_Supplied data:_
[start]

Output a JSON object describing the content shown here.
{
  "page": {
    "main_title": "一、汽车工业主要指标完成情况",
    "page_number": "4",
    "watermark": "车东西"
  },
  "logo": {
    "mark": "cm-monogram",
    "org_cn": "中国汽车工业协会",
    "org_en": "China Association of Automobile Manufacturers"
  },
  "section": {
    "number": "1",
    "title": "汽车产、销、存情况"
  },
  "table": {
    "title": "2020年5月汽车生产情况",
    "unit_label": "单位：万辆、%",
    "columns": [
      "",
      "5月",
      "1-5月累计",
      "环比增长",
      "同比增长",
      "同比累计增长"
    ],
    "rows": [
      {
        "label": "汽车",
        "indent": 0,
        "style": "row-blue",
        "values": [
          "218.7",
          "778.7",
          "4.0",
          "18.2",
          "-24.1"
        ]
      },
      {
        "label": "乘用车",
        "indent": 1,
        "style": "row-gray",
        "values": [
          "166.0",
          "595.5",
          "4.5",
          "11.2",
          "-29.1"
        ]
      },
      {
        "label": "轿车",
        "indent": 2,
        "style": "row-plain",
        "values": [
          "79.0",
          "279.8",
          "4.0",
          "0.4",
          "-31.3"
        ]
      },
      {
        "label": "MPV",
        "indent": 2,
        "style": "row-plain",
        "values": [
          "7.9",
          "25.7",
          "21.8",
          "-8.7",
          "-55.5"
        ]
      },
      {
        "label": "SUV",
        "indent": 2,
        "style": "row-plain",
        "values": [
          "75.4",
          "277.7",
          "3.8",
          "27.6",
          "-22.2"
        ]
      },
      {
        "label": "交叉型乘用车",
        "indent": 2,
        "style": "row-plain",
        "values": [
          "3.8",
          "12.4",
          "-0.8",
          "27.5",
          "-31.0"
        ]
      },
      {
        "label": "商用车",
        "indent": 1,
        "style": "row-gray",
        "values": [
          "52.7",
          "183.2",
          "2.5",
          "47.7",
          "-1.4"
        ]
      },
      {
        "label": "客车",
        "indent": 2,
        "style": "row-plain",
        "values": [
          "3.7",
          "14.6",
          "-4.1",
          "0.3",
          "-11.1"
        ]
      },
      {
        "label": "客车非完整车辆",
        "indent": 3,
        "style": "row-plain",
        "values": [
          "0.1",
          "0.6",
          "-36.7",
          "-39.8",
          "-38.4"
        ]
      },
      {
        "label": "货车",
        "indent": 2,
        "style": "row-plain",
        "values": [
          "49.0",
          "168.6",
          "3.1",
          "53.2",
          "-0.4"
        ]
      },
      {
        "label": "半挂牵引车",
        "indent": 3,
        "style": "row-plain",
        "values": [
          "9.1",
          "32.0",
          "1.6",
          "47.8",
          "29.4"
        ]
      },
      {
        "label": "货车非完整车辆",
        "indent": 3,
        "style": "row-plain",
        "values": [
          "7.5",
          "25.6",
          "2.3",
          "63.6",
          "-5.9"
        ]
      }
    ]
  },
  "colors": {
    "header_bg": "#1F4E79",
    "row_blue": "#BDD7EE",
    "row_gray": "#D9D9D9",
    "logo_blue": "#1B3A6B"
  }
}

[end]

_Work to complete:_ Output every entry shown above, exactly.

_Task response:_
Output a JSON object describing the content shown here.
{
  "page": {
    "main_title": "一、汽车工业主要指标完成情况",
    "page_number": "4",
    "watermark": "车东西"
  },
  "logo": {
    "mark": "cm-monogram",
    "org_cn": "中国汽车工业协会",
    "org_en": "China Association of Automobile Manufacturers"
  },
  "section": {
    "number": "1",
    "title": "汽车产、销、存情况"
  },
  "table": {
    "title": "2020年5月汽车生产情况",
    "unit_label": "单位：万辆、%",
    "columns": [
      "",
      "5月",
      "1-5月累计",
      "环比增长",
      "同比增长",
      "同比累计增长"
    ],
    "rows": [
      {
        "label": "汽车",
        "indent": 0,
        "style": "row-blue",
        "values": [
          "218.7",
          "778.7",
          "4.0",
          "18.2",
          "-24.1"
        ]
      },
      {
        "label": "乘用车",
        "indent": 1,
        "style": "row-gray",
        "values": [
          "166.0",
          "595.5",
          "4.5",
          "11.2",
          "-29.1"
        ]
      },
      {
        "label": "轿车",
        "indent": 2,
        "style": "row-plain",
        "values": [
          "79.0",
          "279.8",
          "4.0",
          "0.4",
          "-31.3"
        ]
      },
      {
        "label": "MPV",
        "indent": 2,
        "style": "row-plain",
        "values": [
          "7.9",
          "25.7",
          "21.8",
          "-8.7",
          "-55.5"
        ]
      },
      {
        "label": "SUV",
        "indent": 2,
        "style": "row-plain",
        "values": [
          "75.4",
          "277.7",
          "3.8",
          "27.6",
          "-22.2"
        ]
      },
      {
        "label": "交叉型乘用车",
        "indent": 2,
        "style": "row-plain",
        "values": [
          "3.8",
          "12.4",
          "-0.8",
          "27.5",
          "-31.0"
        ]
      },
      {
        "label": "商用车",
        "indent": 1,
        "style": "row-gray",
        "values": [
          "52.7",
          "183.2",
          "2.5",
          "47.7",
          "-1.4"
        ]
      },
      {
        "label": "客车",
        "indent": 2,
        "style": "row-plain",
        "values": [
          "3.7",
          "14.6",
          "-4.1",
          "0.3",
          "-11.1"
        ]
      },
      {
        "label": "客车非完整车辆",
        "indent": 3,
        "style": "row-plain",
        "values": [
          "0.1",
          "0.6",
          "-36.7",
          "-39.8",
          "-38.4"
        ]
      },
      {
        "label": "货车",
        "indent": 2,
        "style": "row-plain",
        "values": [
          "49.0",
          "168.6",
          "3.1",
          "53.2",
          "-0.4"
        ]
      },
      {
        "label": "半挂牵引车",
        "indent": 3,
        "style": "row-plain",
        "values": [
          "9.1",
          "32.0",
          "1.6",
          "47.8",
          "29.4"
        ]
      },
      {
        "label": "货车非完整车辆",
        "indent": 3,
        "style": "row-plain",
        "values": [
          "7.5",
          "25.6",
          "2.3",
          "63.6",
          "-5.9"
        ]
      }
    ]
  },
  "colors": {
    "header_bg": "#1F4E79",
    "row_blue": "#BDD7EE",
    "row_gray": "#D9D9D9",
    "logo_blue": "#1B3A6B"
  }
}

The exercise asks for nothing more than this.